Repeat the entries from the start through the line containing "legend-item-lead-generation[interactable]: Lead Generation", including that line.

-- begin MATERIAL PROVIDED --

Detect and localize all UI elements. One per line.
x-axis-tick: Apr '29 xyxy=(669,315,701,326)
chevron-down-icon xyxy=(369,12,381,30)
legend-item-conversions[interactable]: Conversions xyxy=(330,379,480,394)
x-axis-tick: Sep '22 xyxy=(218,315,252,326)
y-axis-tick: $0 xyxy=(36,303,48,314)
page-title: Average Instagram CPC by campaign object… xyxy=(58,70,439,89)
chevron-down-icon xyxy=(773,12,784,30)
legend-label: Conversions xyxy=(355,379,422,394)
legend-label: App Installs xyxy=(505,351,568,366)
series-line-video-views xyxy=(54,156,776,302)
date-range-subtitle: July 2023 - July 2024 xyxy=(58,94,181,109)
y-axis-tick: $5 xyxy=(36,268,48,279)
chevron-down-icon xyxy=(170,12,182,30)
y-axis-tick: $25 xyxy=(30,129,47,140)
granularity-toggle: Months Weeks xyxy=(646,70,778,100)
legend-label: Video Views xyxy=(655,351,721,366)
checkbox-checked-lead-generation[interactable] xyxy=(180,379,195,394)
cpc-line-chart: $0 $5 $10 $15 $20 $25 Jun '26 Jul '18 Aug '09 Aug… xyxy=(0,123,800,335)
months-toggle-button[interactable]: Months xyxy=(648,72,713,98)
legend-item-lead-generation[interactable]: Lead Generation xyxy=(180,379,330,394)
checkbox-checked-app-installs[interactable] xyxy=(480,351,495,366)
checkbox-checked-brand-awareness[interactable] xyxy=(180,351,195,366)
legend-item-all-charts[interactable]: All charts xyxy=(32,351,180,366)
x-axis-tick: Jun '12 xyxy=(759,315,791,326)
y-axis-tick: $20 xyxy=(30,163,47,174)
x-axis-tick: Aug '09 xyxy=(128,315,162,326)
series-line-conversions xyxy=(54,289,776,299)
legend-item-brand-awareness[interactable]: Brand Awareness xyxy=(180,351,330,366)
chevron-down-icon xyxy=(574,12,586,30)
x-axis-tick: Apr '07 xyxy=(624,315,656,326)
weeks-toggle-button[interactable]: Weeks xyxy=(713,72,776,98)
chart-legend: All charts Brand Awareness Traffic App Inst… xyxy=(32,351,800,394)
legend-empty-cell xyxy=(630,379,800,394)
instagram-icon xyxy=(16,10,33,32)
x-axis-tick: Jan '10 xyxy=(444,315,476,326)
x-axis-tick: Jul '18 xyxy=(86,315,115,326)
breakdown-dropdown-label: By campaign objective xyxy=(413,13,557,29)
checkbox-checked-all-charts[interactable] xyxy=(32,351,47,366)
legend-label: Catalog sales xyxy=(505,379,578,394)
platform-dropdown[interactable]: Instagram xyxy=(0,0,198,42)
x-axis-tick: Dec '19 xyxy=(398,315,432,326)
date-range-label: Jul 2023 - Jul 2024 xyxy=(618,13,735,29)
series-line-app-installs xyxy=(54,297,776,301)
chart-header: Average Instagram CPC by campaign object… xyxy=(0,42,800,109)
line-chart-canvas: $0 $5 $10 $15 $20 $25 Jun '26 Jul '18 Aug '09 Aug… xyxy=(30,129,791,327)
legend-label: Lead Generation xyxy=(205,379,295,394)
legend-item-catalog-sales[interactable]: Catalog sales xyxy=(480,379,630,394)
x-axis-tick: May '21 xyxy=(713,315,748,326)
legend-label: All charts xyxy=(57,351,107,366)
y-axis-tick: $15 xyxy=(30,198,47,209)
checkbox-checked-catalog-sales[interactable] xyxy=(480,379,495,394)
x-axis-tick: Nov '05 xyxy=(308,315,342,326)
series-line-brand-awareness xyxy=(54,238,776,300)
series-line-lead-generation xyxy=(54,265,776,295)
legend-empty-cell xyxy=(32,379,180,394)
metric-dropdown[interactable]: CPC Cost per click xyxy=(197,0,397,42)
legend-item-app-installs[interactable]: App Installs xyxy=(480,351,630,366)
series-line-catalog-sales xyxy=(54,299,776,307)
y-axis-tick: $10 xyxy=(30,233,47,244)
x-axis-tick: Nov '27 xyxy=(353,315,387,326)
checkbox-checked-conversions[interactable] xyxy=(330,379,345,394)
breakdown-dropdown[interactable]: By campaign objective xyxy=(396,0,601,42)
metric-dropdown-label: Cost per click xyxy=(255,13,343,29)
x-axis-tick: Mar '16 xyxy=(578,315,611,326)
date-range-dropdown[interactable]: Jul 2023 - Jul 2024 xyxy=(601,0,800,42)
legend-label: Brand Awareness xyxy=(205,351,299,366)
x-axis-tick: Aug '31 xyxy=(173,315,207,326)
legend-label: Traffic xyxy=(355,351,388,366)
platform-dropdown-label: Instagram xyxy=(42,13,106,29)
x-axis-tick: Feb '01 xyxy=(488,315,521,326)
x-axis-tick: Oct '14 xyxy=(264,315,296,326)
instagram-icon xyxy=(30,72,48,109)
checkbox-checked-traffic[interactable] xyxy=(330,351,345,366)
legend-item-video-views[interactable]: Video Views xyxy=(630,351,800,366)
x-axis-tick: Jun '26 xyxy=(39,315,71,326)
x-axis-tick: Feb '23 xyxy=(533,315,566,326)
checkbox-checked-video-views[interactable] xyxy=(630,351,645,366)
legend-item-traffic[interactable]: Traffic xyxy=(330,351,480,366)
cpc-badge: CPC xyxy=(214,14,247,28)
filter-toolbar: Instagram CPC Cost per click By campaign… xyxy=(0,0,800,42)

-- end MATERIAL PROVIDED --

**FINISHED ANSWER:**
Detect and localize all UI elements. One per line.
x-axis-tick: Apr '29 xyxy=(669,315,701,326)
chevron-down-icon xyxy=(369,12,381,30)
legend-item-conversions[interactable]: Conversions xyxy=(330,379,480,394)
x-axis-tick: Sep '22 xyxy=(218,315,252,326)
y-axis-tick: $0 xyxy=(36,303,48,314)
page-title: Average Instagram CPC by campaign object… xyxy=(58,70,439,89)
chevron-down-icon xyxy=(773,12,784,30)
legend-label: Conversions xyxy=(355,379,422,394)
legend-label: App Installs xyxy=(505,351,568,366)
series-line-video-views xyxy=(54,156,776,302)
date-range-subtitle: July 2023 - July 2024 xyxy=(58,94,181,109)
y-axis-tick: $5 xyxy=(36,268,48,279)
chevron-down-icon xyxy=(170,12,182,30)
y-axis-tick: $25 xyxy=(30,129,47,140)
granularity-toggle: Months Weeks xyxy=(646,70,778,100)
legend-label: Video Views xyxy=(655,351,721,366)
checkbox-checked-lead-generation[interactable] xyxy=(180,379,195,394)
cpc-line-chart: $0 $5 $10 $15 $20 $25 Jun '26 Jul '18 Aug '09 Aug… xyxy=(0,123,800,335)
months-toggle-button[interactable]: Months xyxy=(648,72,713,98)
legend-item-lead-generation[interactable]: Lead Generation xyxy=(180,379,330,394)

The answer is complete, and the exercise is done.